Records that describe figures
== == ==
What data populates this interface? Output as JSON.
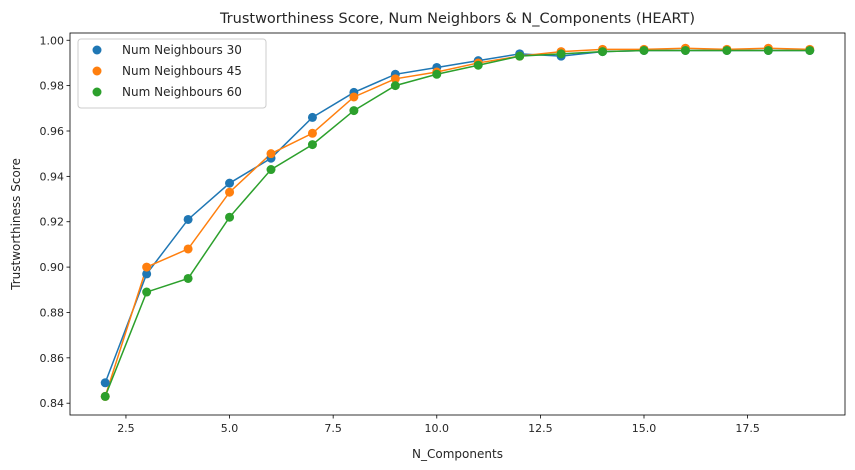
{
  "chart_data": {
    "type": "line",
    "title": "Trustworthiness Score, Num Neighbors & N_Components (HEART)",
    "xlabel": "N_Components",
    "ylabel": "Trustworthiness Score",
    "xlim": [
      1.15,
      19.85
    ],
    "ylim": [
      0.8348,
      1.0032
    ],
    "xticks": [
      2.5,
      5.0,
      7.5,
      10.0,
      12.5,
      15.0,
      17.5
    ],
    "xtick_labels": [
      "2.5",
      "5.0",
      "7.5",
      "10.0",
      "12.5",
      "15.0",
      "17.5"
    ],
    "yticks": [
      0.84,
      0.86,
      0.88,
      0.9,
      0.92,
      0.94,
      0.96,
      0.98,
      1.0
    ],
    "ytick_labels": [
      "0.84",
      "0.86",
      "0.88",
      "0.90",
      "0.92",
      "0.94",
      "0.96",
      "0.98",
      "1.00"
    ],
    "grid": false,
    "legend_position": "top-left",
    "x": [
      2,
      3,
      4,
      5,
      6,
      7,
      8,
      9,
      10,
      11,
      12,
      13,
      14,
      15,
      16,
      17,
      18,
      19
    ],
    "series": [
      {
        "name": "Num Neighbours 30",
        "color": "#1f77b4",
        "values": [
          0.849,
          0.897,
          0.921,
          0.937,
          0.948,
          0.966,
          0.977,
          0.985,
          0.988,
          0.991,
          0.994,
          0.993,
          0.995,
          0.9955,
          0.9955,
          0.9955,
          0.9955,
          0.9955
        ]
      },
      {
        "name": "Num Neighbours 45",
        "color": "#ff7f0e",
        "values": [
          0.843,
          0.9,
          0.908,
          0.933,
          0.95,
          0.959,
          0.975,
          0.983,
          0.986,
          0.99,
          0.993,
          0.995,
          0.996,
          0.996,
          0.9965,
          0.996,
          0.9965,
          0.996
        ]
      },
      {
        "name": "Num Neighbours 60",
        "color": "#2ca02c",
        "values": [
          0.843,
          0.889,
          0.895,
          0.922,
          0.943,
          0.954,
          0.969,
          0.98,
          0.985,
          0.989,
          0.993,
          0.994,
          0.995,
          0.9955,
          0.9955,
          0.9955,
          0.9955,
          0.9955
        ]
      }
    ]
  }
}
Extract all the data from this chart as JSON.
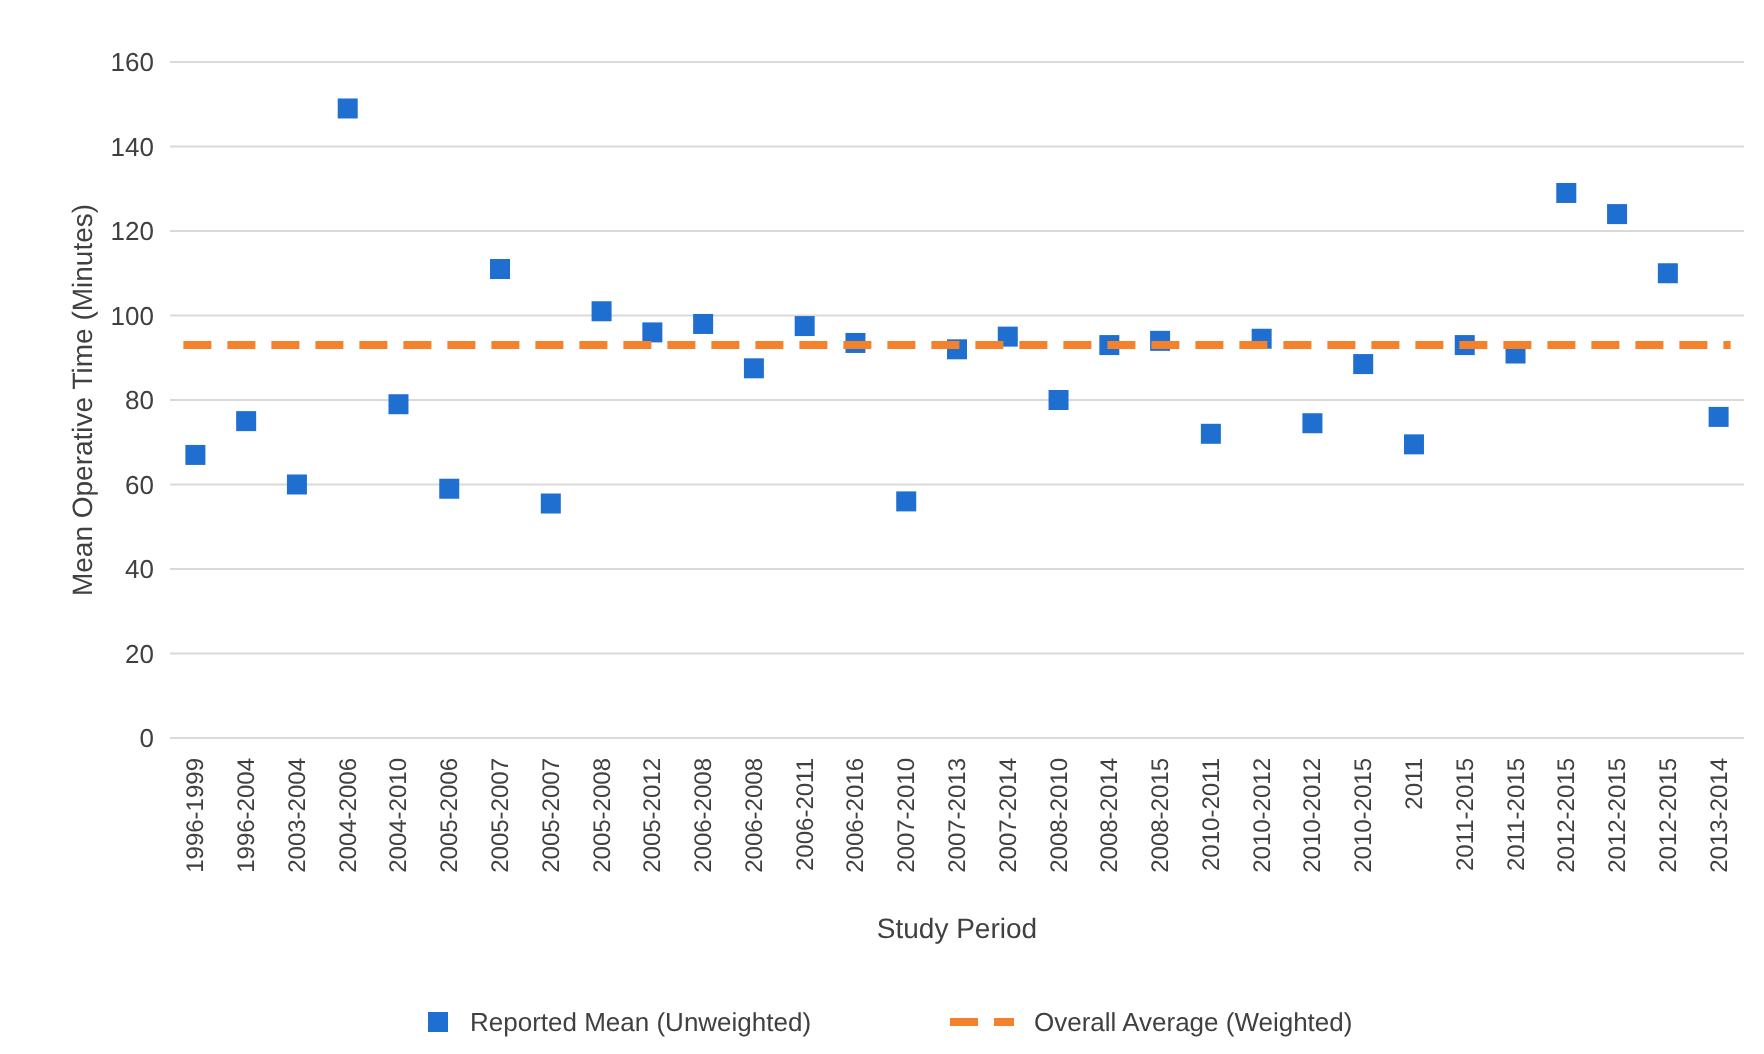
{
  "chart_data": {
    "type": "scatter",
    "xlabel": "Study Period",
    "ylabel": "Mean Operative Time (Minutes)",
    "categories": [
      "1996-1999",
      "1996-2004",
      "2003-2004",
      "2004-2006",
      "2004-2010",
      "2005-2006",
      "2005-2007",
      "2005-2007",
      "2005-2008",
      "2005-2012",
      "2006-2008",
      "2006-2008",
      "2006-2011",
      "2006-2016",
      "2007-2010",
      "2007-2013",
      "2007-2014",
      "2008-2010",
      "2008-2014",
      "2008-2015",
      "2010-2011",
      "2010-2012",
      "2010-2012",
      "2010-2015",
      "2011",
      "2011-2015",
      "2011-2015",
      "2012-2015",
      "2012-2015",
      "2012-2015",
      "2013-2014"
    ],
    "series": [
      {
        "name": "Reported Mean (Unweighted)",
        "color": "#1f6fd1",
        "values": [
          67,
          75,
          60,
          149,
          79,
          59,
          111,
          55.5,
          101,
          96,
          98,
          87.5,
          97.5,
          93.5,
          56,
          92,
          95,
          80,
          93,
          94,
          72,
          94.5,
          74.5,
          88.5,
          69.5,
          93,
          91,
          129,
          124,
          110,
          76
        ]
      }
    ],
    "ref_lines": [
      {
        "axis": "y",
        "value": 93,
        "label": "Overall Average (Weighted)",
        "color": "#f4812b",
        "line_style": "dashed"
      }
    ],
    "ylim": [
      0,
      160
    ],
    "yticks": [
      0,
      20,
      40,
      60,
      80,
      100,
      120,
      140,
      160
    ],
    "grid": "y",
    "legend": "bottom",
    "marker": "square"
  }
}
== == ==
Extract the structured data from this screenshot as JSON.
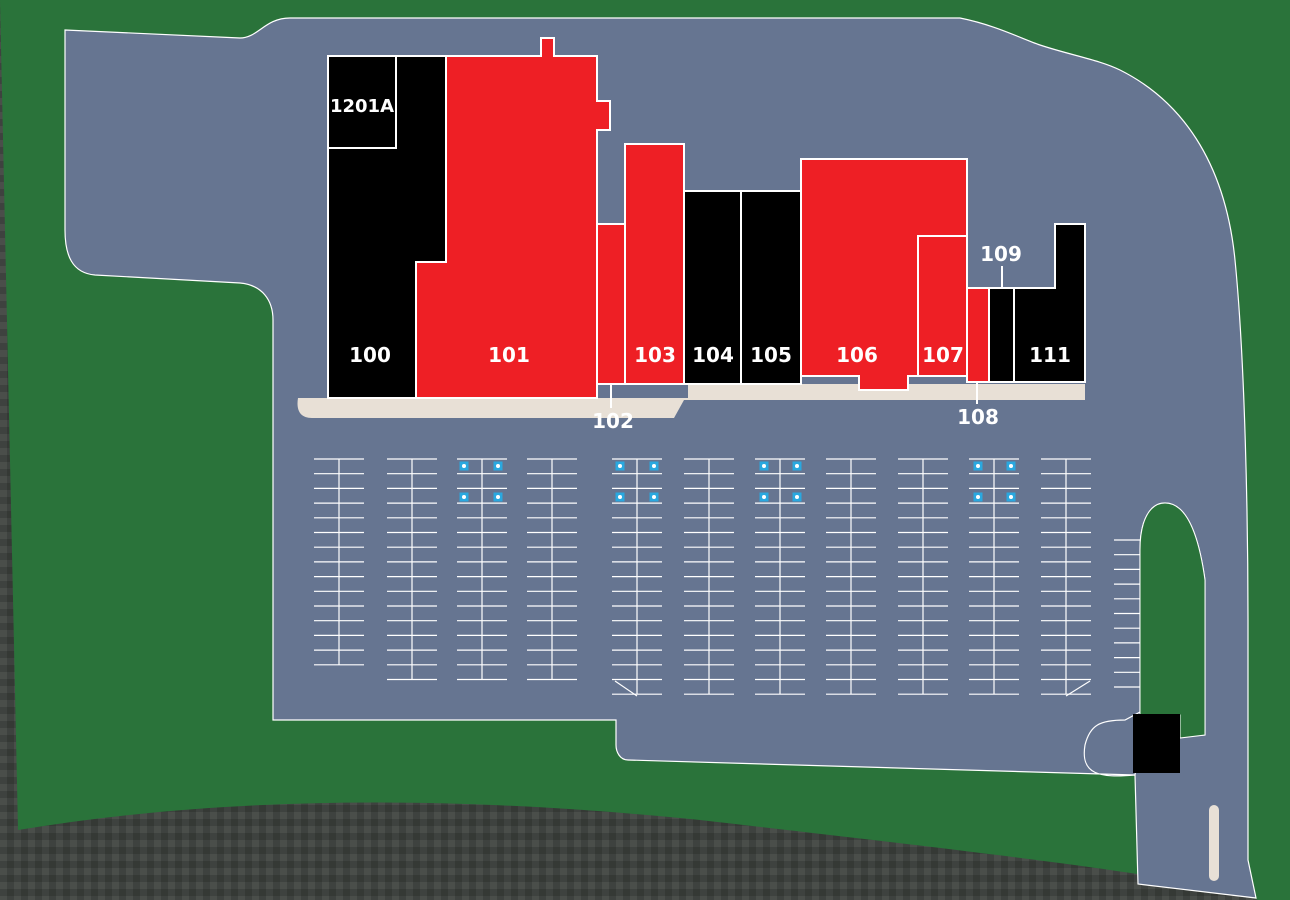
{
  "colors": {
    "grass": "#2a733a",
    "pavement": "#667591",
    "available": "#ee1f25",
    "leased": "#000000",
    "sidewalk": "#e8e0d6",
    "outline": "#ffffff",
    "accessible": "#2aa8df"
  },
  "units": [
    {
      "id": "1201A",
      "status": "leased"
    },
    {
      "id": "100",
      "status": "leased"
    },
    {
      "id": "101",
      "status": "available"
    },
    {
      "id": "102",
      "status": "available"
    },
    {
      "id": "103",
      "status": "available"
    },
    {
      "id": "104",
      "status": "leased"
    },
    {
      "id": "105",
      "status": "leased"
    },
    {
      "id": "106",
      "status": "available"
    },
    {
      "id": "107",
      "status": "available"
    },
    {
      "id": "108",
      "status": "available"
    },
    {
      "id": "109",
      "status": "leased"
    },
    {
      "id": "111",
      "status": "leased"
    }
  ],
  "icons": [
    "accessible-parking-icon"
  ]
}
== == ==
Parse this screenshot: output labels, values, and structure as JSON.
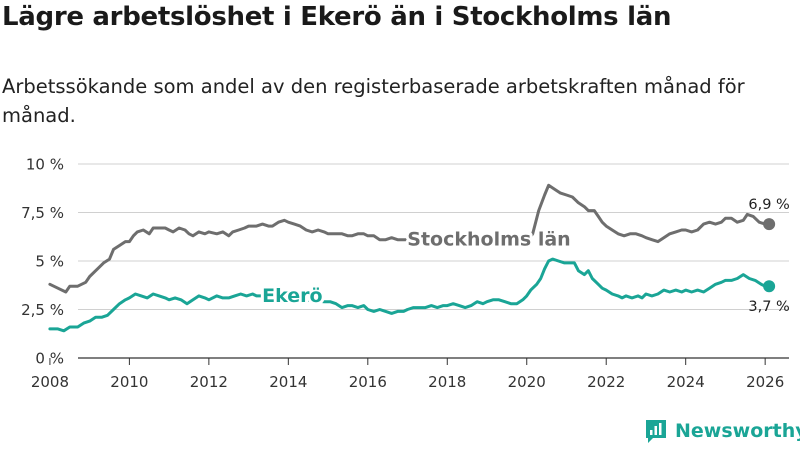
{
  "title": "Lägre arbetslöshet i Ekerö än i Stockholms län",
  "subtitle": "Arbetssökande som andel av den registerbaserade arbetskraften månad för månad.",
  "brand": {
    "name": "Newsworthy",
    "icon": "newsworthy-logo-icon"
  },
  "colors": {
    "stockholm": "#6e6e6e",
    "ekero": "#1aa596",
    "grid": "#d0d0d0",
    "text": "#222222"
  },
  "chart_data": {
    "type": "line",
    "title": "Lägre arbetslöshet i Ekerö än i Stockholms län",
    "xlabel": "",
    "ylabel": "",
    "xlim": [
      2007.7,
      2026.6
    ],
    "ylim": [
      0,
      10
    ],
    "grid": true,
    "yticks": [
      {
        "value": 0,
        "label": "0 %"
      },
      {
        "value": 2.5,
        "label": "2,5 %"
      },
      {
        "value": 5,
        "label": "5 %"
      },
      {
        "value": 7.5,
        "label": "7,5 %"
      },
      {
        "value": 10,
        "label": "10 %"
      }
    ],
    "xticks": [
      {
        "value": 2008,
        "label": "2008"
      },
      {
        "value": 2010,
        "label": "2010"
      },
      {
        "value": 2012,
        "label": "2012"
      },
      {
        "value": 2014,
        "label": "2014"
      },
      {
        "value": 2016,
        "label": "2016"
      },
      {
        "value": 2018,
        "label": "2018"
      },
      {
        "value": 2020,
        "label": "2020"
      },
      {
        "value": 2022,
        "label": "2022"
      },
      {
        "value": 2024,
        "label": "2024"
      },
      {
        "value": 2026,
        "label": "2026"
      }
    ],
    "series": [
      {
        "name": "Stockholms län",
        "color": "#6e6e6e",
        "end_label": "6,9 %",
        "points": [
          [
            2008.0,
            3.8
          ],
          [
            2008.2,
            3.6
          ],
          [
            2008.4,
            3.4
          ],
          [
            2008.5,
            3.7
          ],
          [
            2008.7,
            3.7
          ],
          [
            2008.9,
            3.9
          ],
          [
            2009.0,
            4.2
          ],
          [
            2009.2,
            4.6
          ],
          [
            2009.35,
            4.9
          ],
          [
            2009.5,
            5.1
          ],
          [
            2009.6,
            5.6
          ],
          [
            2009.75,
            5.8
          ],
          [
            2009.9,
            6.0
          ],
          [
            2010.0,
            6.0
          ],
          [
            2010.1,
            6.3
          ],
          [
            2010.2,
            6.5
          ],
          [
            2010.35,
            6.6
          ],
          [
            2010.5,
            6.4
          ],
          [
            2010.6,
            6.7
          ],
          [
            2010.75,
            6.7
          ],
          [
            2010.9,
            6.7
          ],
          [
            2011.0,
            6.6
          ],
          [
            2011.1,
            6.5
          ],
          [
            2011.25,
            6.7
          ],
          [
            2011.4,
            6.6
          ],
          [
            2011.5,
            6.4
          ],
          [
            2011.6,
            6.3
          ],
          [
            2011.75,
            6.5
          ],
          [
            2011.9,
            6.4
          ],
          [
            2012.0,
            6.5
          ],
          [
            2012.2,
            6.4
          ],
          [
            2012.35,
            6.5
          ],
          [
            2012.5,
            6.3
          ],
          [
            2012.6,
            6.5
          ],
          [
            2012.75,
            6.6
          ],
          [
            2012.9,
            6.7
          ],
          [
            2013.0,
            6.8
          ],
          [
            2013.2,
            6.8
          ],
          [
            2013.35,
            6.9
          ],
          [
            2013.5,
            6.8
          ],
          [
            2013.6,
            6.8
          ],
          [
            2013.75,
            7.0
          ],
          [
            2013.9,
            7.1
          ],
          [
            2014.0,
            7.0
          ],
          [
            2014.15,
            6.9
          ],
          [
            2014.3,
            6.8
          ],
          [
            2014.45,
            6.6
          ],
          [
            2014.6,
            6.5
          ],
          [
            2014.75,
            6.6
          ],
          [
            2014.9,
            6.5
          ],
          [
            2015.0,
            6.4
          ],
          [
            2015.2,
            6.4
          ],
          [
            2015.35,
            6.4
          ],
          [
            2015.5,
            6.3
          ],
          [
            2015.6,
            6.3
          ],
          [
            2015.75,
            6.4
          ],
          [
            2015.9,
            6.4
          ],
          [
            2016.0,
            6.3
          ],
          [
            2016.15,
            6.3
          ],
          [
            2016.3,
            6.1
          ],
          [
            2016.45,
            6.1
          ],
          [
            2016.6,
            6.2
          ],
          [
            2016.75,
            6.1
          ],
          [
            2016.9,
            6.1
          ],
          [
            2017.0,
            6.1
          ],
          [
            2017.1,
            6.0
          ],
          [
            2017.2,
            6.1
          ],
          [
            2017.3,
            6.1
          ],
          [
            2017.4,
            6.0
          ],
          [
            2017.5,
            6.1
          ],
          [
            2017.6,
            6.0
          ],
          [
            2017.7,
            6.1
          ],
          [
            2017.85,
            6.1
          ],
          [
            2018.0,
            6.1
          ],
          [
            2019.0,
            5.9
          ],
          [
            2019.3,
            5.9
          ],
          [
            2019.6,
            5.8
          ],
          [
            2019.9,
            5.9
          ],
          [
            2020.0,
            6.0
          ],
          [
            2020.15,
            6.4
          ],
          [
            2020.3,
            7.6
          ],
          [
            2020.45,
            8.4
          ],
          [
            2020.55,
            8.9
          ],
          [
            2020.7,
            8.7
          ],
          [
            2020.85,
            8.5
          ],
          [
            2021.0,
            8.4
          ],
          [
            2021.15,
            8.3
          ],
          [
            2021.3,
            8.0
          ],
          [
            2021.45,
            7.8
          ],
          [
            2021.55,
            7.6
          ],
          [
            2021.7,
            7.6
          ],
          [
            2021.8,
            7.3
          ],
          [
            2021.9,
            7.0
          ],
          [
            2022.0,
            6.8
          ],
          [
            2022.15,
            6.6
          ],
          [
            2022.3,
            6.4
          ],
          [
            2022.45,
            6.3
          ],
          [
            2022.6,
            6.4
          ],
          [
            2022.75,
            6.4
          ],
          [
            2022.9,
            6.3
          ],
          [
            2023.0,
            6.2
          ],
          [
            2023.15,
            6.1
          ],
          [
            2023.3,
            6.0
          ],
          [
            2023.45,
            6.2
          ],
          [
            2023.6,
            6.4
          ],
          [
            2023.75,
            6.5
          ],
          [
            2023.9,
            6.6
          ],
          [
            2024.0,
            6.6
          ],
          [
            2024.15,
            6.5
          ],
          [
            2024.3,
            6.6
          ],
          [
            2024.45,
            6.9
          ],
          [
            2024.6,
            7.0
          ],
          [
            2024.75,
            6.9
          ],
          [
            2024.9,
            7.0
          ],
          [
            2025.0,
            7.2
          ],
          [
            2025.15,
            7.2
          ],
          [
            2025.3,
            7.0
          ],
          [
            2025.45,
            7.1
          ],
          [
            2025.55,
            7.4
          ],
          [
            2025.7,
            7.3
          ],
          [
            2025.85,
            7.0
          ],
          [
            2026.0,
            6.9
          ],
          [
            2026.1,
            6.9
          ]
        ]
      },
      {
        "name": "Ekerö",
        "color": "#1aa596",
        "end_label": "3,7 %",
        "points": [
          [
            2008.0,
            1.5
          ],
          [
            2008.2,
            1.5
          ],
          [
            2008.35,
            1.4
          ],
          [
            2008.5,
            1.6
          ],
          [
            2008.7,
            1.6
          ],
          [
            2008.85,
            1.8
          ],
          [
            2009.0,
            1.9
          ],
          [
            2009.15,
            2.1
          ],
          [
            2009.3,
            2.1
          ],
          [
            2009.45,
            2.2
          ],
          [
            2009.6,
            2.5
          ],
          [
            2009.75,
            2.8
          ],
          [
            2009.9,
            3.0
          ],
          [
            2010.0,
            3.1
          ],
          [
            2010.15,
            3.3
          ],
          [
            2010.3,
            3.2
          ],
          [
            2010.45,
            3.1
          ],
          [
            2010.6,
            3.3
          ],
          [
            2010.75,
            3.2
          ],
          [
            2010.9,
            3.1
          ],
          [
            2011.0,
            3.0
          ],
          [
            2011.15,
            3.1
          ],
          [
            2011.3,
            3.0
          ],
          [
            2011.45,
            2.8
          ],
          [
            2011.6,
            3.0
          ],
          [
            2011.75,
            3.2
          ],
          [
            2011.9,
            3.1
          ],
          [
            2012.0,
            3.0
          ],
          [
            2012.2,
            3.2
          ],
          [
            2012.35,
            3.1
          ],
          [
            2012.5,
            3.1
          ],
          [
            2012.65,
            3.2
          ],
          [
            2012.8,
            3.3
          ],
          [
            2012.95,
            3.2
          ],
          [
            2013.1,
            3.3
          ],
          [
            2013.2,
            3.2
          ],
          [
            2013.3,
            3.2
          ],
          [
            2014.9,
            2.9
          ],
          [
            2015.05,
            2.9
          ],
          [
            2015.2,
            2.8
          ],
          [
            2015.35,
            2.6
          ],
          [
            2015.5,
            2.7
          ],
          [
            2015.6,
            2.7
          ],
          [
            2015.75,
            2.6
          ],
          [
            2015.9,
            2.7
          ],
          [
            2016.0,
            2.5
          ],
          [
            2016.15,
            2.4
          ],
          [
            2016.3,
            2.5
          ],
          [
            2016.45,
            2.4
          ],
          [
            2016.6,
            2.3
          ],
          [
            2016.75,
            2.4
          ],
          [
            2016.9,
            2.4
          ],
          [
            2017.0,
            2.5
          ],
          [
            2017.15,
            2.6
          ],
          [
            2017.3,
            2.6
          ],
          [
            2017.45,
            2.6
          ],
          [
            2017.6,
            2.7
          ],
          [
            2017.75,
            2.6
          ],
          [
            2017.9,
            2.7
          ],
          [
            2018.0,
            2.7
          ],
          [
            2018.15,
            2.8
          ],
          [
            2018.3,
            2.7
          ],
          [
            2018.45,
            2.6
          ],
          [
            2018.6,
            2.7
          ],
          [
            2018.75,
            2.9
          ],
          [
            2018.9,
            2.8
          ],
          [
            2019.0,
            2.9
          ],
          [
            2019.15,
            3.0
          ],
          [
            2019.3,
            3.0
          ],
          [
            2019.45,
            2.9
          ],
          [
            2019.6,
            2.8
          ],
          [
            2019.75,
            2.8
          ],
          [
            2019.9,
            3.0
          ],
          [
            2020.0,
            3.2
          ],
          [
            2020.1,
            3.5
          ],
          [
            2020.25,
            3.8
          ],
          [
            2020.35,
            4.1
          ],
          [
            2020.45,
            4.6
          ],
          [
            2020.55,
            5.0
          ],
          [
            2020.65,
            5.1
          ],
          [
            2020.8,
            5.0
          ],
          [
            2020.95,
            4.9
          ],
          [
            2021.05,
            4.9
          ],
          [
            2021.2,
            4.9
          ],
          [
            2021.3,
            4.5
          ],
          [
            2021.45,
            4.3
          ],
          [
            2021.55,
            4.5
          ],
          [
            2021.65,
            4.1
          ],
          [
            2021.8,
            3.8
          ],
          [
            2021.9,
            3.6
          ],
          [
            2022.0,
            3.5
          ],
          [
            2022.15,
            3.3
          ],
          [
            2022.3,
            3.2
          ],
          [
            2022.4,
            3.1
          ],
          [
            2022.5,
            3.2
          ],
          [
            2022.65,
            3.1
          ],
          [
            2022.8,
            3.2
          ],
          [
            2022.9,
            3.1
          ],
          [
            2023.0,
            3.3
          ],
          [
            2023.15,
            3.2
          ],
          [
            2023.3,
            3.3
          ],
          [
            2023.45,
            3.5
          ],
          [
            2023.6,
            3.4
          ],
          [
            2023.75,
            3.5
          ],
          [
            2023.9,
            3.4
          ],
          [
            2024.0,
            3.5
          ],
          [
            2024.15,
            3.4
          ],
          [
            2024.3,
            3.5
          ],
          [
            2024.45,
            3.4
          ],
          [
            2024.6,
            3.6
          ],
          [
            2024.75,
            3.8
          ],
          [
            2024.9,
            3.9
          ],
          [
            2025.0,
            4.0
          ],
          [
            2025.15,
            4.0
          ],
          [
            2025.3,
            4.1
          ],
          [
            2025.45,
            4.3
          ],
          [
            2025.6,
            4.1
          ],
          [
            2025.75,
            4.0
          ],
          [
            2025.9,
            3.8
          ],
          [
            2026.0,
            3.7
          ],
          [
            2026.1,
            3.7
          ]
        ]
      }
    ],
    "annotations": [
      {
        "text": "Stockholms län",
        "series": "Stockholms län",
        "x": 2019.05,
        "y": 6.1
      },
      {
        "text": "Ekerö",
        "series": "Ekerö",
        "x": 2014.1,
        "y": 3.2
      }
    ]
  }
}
== == ==
| Exercise aim |
Report each line in the data that holds the word "Lägre".

| Correct answer |
  "title": "Lägre arbetslöshet i Ekerö än i Stockholms län",
    "title": "Lägre arbetslöshet i Ekerö än i Stockholms län",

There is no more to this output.